Task instructions -
Count the lines of the rows below that contain the string "INGRESO", matching case exactly, and give only the number.

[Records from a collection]
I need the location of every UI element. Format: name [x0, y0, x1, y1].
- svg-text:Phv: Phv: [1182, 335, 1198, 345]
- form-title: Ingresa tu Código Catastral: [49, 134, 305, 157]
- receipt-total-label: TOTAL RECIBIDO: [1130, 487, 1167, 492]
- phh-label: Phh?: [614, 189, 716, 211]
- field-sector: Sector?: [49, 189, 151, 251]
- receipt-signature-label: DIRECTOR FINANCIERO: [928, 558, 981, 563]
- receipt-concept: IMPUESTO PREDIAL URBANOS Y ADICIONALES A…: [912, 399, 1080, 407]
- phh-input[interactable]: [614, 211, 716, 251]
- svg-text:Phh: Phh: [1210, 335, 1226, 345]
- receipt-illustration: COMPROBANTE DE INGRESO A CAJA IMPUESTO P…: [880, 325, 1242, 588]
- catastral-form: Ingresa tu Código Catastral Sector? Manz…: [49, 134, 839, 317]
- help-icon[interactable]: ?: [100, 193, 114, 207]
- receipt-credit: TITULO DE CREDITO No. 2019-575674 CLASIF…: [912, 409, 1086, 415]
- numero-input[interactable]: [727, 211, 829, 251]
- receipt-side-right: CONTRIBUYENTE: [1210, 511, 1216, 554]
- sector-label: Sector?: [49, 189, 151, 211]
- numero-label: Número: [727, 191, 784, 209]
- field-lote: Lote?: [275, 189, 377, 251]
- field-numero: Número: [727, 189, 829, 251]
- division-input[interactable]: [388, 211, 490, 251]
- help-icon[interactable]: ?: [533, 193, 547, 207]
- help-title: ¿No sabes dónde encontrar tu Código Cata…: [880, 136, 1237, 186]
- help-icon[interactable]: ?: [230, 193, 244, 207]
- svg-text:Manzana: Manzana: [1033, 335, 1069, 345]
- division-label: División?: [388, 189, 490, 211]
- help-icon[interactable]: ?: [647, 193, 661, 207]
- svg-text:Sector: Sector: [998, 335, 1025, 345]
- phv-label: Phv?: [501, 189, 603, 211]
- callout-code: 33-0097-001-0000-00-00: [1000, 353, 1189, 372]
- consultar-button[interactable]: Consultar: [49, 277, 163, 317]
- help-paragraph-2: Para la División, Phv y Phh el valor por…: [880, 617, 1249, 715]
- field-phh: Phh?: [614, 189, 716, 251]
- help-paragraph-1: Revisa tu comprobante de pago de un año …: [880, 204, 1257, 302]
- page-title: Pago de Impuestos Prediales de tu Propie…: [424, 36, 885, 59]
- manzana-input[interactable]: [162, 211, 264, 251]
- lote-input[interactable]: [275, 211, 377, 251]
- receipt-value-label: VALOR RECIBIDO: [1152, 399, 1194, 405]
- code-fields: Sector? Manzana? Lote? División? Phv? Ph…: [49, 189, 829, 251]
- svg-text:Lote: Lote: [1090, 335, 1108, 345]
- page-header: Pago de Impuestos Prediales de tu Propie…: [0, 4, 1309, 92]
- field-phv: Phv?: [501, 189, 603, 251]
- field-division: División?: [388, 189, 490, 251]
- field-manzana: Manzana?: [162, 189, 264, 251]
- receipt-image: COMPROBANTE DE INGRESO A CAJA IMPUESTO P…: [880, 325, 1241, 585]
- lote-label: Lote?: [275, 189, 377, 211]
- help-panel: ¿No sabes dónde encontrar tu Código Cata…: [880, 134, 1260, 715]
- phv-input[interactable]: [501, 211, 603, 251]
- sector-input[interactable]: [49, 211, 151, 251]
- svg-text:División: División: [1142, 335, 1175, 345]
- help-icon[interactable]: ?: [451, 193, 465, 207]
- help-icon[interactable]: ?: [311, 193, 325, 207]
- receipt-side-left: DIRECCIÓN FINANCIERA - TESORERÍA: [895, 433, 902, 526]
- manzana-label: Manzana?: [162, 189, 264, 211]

==

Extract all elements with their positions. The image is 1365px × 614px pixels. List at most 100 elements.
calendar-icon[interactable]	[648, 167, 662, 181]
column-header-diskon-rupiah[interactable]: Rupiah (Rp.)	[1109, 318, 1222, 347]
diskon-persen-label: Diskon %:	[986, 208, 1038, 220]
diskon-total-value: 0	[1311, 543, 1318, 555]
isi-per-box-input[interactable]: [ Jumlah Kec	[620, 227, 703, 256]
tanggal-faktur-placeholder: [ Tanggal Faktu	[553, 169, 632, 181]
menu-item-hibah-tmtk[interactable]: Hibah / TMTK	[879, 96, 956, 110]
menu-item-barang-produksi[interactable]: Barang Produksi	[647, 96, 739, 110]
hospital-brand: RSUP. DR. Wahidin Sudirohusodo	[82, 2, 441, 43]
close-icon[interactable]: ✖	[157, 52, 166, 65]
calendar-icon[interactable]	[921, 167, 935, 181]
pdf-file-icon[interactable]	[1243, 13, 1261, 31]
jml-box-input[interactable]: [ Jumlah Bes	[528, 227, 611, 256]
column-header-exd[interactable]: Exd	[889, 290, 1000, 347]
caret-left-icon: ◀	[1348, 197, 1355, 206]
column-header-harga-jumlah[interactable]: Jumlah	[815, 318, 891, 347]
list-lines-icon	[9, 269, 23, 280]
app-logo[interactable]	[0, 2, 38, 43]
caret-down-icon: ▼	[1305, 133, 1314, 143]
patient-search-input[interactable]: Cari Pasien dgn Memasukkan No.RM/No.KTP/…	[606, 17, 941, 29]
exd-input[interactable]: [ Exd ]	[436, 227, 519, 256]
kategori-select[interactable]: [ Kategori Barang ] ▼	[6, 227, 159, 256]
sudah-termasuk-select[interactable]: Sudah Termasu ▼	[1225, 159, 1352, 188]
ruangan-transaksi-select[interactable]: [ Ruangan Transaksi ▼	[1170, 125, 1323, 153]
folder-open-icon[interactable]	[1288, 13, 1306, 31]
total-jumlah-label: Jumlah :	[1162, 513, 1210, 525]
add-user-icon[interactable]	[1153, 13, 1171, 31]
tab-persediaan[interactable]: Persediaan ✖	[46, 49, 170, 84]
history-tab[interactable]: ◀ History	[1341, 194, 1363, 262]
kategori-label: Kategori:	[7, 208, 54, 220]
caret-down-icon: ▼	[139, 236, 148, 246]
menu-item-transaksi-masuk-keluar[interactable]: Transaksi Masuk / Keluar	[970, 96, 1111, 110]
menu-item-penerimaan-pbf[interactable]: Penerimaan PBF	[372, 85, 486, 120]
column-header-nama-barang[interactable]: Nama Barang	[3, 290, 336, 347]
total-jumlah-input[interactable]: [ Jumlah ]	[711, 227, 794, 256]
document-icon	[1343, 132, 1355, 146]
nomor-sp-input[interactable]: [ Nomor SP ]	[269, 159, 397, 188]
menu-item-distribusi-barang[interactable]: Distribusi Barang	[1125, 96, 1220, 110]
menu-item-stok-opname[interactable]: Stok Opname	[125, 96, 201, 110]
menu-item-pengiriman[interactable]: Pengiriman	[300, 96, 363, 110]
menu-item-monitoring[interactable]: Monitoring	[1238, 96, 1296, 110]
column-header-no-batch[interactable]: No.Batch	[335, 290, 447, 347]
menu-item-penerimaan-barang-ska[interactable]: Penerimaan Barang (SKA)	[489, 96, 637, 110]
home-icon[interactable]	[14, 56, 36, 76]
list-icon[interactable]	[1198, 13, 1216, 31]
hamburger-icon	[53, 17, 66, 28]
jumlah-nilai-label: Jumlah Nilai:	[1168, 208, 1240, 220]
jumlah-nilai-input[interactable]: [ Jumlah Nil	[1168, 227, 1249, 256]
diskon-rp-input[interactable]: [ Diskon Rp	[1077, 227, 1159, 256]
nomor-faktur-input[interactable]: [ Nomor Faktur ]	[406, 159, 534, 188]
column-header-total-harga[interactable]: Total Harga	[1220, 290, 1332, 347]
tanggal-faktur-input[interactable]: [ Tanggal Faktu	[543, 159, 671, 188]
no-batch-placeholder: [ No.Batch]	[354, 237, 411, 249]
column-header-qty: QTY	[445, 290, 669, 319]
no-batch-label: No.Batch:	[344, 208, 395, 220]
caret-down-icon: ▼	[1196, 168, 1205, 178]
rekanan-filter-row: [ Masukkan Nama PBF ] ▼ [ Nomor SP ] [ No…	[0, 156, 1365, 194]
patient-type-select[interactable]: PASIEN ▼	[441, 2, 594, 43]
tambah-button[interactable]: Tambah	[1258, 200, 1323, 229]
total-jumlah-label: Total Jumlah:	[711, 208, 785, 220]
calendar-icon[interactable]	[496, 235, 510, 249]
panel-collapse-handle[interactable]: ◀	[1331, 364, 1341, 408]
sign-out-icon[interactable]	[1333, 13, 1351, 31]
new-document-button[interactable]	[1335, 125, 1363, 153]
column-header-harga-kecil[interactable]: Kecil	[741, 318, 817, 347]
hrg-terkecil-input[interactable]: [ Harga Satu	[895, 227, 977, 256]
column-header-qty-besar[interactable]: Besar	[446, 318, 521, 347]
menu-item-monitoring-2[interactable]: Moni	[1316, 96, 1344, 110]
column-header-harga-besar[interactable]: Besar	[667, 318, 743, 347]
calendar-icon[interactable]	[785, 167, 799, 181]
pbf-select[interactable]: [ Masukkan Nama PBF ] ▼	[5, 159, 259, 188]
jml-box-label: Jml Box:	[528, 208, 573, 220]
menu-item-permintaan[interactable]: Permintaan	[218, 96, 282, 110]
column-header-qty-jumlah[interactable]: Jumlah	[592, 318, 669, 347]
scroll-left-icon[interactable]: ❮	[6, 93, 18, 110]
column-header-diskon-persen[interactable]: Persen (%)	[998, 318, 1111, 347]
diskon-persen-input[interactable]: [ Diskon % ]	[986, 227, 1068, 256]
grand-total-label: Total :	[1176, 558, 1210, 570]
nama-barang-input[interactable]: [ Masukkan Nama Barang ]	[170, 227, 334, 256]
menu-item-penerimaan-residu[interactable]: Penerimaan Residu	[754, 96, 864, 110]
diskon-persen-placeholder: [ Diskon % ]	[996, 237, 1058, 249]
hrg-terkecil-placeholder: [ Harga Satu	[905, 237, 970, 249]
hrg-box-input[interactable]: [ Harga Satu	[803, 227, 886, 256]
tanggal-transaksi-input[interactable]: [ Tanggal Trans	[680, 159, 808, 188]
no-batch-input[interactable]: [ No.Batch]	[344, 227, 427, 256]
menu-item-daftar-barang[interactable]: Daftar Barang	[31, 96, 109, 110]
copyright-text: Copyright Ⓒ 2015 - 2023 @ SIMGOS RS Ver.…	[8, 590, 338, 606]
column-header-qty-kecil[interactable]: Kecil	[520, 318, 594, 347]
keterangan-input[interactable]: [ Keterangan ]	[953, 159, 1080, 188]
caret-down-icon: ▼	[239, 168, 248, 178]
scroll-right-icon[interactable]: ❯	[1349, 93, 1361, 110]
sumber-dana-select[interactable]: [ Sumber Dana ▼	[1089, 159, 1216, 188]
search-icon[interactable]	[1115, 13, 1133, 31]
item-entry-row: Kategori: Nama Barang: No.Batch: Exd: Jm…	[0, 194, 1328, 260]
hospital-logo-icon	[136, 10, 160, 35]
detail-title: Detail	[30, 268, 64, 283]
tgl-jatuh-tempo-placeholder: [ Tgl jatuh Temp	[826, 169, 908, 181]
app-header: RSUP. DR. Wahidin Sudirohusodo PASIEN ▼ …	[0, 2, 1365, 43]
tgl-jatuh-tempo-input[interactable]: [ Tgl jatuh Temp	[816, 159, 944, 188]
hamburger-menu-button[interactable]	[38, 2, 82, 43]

--

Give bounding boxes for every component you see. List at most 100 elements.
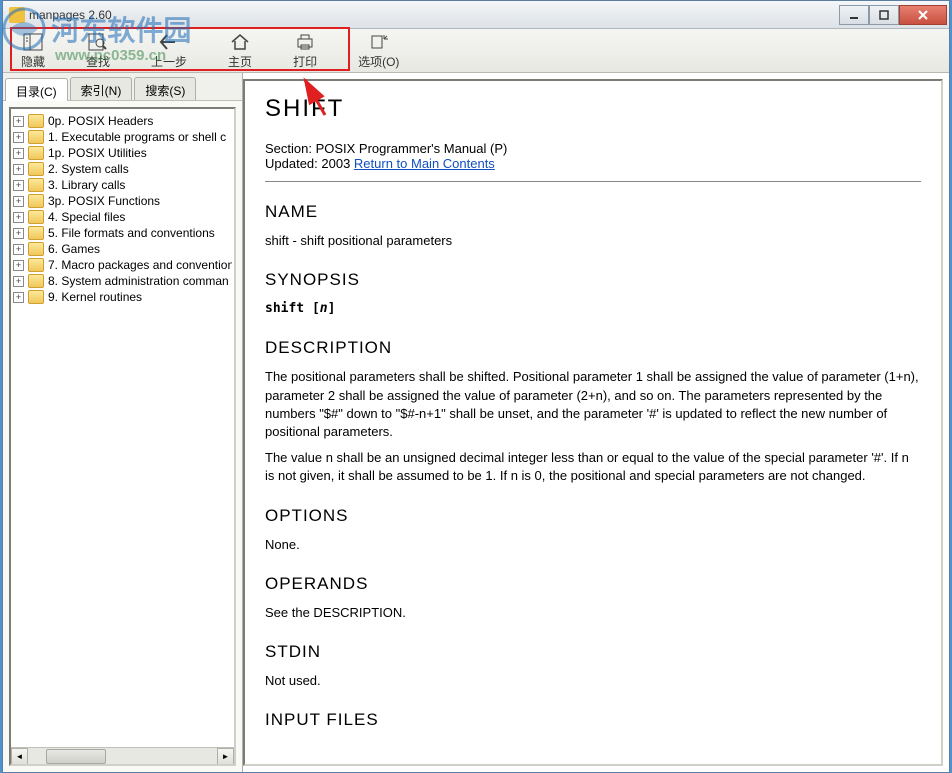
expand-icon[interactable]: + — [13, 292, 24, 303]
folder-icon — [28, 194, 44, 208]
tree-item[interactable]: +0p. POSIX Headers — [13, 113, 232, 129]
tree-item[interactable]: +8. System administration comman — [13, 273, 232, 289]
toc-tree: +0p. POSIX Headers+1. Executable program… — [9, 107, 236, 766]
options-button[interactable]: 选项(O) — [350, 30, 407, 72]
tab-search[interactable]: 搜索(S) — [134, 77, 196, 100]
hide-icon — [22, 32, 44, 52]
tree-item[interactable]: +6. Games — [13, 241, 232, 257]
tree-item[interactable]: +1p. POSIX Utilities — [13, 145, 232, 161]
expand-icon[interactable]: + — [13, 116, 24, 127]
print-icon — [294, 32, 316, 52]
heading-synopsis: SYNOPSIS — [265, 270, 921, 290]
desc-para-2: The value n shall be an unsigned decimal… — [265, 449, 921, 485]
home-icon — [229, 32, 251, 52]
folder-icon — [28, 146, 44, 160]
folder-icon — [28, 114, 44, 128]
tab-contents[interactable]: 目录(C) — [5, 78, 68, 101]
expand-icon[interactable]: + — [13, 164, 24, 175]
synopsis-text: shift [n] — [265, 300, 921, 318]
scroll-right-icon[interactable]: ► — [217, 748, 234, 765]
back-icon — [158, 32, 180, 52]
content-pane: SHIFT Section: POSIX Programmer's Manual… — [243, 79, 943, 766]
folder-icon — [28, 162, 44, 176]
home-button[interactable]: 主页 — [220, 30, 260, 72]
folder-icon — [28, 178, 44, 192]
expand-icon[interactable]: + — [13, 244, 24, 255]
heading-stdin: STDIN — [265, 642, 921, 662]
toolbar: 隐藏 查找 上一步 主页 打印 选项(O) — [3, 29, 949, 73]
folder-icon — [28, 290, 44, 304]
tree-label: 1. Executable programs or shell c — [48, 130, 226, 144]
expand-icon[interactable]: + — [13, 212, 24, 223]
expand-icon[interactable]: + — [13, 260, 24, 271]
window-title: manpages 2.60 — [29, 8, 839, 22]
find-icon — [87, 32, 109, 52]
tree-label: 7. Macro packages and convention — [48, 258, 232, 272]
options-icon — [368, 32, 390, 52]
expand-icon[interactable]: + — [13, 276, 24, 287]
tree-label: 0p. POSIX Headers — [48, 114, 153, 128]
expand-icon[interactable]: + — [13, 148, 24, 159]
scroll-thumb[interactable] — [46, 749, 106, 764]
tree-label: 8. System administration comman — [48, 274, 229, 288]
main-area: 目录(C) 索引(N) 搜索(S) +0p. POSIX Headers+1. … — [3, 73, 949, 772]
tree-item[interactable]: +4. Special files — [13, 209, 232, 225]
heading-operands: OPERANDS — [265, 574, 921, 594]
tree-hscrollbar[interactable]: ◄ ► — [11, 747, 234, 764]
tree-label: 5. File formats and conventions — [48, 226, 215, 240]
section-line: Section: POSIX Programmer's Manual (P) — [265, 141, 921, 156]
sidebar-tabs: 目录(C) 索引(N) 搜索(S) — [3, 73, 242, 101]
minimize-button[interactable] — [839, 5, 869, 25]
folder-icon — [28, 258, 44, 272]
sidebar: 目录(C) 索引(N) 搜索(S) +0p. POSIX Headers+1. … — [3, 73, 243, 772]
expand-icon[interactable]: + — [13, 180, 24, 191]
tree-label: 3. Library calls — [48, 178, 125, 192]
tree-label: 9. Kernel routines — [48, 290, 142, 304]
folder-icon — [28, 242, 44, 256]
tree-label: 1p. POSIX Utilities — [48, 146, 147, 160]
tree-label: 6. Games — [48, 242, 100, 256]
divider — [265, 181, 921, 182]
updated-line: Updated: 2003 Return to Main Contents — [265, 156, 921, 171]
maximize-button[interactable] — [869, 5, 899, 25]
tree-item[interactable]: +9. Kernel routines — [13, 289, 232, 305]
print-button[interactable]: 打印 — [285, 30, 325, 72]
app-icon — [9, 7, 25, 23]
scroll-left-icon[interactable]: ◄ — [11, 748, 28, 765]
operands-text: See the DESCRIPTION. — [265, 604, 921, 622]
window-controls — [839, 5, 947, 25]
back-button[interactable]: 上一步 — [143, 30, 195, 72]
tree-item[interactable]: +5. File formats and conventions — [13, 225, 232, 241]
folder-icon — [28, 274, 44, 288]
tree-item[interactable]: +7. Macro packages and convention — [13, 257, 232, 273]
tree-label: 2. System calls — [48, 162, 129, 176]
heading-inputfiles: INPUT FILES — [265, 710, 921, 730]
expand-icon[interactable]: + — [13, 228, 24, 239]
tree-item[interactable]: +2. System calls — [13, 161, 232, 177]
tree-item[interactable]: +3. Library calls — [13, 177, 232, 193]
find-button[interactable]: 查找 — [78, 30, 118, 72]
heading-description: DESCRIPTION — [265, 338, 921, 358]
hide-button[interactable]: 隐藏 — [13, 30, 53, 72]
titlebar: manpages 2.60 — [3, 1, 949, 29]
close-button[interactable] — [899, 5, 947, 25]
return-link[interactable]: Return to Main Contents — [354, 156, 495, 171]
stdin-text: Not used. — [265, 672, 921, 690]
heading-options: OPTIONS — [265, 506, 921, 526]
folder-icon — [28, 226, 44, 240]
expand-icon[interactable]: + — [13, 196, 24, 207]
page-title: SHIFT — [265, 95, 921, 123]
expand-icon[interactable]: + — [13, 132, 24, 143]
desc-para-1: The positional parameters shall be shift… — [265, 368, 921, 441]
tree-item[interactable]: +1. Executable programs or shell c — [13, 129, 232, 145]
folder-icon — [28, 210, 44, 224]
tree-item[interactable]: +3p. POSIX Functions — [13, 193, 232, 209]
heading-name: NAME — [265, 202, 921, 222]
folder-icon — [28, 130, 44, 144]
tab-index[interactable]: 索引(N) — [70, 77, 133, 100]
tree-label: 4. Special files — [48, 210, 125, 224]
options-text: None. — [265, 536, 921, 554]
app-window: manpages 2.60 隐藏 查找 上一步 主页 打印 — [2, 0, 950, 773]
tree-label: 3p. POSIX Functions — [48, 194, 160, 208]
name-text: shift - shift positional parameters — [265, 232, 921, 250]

The result -
2